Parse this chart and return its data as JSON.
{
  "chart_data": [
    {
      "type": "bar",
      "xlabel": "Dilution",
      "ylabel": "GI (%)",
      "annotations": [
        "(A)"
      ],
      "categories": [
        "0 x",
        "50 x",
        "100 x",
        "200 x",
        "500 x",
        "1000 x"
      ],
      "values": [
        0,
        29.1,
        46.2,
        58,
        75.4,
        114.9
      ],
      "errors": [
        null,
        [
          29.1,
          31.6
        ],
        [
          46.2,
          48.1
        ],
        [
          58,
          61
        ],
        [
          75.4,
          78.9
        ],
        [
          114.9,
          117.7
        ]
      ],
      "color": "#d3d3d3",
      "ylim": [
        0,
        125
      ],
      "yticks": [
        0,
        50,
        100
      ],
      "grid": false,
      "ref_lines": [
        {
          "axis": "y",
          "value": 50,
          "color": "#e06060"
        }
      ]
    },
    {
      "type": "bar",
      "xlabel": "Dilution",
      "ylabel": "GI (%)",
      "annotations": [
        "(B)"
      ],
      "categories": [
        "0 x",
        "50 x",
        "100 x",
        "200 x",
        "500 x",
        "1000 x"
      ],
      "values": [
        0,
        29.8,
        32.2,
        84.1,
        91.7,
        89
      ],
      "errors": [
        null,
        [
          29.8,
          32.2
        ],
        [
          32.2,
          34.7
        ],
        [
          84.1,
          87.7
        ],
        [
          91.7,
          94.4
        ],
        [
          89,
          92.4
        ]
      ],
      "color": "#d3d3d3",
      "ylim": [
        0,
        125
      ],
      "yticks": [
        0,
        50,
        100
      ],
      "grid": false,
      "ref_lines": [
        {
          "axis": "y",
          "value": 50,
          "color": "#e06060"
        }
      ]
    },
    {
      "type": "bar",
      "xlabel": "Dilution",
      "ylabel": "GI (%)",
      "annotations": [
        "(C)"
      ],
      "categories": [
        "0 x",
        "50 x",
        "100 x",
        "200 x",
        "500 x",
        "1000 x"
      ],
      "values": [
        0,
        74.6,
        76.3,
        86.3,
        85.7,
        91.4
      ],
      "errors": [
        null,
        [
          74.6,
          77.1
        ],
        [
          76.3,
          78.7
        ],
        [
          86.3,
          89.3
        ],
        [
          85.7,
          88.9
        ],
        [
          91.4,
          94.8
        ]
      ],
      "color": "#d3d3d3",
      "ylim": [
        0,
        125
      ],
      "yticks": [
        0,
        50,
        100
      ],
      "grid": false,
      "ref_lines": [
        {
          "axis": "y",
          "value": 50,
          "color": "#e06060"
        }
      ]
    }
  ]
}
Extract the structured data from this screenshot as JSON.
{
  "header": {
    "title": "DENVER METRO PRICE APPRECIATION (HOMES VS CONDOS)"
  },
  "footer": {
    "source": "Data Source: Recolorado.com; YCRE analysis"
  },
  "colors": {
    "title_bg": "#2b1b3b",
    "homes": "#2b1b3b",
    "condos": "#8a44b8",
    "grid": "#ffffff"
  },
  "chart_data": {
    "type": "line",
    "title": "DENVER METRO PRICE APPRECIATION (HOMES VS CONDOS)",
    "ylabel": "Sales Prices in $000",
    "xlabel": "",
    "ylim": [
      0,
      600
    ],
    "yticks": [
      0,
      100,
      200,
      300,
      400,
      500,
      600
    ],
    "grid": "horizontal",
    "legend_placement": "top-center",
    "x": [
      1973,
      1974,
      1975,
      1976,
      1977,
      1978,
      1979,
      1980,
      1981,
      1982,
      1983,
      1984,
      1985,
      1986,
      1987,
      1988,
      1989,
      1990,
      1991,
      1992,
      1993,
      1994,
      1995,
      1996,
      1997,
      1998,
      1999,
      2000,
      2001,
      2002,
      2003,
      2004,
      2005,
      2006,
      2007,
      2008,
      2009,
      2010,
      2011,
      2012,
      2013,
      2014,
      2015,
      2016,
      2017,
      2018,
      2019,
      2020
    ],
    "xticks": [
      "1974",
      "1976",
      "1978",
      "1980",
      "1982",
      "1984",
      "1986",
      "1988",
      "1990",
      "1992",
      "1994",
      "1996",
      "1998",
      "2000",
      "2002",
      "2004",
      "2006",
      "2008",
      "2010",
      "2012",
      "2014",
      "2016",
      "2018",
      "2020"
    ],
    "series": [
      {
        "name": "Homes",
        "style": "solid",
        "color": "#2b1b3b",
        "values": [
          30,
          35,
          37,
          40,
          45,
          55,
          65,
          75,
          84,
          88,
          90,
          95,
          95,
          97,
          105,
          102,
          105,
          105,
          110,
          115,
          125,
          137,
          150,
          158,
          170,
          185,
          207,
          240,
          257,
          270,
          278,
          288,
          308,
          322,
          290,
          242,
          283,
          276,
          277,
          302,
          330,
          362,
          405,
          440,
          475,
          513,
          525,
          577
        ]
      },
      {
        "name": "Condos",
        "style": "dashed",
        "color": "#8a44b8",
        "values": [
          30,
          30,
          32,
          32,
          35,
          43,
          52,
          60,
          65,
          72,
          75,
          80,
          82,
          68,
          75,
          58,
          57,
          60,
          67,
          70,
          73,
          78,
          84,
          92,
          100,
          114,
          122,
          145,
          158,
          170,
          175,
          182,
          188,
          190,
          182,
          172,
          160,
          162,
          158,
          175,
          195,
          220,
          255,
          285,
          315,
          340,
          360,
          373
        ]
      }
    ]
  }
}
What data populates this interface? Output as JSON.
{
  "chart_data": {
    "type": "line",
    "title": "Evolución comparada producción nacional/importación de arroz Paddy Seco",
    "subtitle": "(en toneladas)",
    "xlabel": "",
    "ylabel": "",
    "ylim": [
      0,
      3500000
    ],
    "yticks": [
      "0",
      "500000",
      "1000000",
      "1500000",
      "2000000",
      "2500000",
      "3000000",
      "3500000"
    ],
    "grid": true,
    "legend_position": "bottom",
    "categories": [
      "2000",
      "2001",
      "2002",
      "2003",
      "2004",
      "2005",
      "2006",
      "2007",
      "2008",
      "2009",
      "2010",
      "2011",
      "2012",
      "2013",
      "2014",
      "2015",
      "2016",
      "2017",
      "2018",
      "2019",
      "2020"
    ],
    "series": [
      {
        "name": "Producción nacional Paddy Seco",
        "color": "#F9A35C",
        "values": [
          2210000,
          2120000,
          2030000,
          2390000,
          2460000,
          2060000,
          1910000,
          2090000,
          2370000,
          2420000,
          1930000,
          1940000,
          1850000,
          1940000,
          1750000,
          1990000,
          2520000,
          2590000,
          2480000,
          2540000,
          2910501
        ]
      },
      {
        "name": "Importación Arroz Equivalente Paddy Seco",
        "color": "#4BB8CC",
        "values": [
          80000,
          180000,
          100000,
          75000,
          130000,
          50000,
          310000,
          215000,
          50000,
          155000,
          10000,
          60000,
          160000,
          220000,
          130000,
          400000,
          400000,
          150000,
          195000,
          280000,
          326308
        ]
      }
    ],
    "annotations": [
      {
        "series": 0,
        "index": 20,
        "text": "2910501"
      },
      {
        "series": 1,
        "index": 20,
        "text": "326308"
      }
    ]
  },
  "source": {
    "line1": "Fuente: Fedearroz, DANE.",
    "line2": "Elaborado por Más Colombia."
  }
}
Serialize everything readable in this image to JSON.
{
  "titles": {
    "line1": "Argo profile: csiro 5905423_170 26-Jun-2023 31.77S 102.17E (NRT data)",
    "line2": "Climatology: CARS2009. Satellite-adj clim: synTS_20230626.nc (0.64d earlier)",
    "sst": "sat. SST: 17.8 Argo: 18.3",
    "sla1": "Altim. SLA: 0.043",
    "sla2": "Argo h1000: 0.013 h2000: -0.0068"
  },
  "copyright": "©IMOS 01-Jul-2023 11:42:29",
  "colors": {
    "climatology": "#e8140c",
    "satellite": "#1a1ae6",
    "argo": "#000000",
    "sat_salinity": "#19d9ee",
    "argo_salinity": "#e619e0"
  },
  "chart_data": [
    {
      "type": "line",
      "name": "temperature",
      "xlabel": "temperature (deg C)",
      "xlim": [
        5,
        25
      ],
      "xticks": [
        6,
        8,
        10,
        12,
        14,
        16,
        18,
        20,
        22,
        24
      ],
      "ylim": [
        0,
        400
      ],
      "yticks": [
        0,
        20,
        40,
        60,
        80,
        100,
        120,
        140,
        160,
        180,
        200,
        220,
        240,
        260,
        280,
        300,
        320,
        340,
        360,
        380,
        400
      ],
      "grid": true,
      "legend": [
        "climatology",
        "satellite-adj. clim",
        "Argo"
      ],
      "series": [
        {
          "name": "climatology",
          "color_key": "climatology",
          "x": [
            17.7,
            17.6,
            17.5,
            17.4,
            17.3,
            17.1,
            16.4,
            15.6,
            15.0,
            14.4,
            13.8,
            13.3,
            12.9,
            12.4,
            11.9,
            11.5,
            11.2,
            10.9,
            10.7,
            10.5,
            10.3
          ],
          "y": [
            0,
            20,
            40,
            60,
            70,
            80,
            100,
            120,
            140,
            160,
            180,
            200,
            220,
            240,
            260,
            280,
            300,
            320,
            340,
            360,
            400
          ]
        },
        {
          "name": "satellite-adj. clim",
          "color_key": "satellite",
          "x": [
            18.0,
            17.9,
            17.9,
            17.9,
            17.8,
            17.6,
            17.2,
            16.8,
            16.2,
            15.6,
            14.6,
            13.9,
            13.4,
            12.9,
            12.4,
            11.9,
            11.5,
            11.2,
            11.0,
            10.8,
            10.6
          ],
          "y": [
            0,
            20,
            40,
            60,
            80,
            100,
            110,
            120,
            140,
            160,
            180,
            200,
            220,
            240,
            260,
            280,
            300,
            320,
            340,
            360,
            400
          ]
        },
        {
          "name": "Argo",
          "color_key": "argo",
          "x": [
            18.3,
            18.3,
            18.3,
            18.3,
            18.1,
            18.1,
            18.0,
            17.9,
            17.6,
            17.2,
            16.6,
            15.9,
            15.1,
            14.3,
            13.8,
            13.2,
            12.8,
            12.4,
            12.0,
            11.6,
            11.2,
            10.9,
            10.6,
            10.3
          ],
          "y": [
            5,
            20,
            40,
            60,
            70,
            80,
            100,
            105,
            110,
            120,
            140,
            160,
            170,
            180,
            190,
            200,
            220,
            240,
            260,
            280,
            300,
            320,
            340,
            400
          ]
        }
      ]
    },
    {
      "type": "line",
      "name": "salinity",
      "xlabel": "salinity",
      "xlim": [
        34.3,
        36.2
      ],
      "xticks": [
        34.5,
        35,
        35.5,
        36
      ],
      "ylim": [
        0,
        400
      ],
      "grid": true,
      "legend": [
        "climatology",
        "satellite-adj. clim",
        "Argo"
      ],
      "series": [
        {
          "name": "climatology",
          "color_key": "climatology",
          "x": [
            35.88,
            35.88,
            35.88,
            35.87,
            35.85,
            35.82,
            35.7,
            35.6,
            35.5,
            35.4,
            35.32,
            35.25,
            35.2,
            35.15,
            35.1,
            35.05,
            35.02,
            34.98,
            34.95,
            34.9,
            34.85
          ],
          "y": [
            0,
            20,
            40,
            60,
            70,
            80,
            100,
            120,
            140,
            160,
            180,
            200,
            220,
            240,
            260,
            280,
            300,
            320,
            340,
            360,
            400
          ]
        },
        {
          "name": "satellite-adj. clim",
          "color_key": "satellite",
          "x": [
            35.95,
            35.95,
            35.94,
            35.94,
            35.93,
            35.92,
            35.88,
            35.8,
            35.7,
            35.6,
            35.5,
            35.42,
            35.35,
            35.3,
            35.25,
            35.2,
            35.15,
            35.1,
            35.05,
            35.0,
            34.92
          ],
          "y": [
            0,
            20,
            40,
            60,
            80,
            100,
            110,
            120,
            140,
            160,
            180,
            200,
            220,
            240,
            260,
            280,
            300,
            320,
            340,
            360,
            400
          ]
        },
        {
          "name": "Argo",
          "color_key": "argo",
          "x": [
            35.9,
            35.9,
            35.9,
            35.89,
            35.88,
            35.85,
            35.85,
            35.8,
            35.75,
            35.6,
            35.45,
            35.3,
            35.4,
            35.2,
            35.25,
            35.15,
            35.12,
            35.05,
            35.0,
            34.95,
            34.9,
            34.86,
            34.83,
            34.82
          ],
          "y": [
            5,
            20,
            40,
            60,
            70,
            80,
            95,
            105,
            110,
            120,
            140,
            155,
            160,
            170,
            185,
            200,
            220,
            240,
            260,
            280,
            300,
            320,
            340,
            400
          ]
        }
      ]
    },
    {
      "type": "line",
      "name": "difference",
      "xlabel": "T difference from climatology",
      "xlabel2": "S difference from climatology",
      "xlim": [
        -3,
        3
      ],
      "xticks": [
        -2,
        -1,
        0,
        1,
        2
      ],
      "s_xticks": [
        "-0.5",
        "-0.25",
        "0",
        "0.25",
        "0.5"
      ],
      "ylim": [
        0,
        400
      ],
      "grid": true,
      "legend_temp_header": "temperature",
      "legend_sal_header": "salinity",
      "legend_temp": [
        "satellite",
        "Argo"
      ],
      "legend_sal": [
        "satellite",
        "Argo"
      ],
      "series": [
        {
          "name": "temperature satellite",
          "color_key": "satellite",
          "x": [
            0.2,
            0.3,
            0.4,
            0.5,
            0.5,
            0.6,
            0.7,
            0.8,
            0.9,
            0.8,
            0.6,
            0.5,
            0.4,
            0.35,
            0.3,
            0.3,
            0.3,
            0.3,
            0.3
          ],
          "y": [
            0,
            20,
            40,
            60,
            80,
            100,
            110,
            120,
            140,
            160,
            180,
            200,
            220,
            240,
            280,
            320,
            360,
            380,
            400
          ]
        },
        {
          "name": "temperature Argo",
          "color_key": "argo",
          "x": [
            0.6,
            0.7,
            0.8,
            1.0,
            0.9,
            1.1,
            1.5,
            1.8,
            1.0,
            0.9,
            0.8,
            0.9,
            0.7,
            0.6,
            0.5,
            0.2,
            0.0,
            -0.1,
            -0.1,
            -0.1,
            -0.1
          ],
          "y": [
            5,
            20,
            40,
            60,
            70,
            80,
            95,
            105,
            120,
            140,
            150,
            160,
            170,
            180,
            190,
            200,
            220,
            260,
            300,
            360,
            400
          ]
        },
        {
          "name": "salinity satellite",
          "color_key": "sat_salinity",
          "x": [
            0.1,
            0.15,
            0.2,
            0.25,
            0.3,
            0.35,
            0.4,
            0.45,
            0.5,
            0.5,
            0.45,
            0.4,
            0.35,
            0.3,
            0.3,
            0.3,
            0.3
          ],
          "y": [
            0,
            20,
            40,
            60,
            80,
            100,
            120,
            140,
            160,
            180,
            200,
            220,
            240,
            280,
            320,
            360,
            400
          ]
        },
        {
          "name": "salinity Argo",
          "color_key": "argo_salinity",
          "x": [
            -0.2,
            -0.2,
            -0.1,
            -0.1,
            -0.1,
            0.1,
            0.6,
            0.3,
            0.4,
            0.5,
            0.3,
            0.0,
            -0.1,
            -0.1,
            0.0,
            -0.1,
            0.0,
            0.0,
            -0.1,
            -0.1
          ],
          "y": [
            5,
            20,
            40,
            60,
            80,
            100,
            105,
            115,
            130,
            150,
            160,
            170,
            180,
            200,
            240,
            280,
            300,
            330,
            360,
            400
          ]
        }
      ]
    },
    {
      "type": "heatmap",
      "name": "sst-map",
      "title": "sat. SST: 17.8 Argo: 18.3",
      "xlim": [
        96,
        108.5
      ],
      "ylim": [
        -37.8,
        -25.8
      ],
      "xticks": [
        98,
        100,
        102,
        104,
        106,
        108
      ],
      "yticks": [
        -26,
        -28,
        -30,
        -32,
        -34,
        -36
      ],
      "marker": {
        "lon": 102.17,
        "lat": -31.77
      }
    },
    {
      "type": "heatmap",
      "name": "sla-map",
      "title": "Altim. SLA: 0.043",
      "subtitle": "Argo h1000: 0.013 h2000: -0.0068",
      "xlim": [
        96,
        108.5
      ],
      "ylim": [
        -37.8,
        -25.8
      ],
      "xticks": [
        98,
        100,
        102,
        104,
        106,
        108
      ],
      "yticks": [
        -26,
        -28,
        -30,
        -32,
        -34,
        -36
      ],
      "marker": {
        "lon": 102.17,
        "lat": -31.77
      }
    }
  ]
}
------------------------------------------------------------
#### WHAT NEEDS TO BE DONE
List each line of the records that holds the string "nacional".

#### FINAL RESULT
    "title": "Evolución comparada producción nacional/importación de arroz Paddy Seco",
        "name": "Producción nacional Paddy Seco",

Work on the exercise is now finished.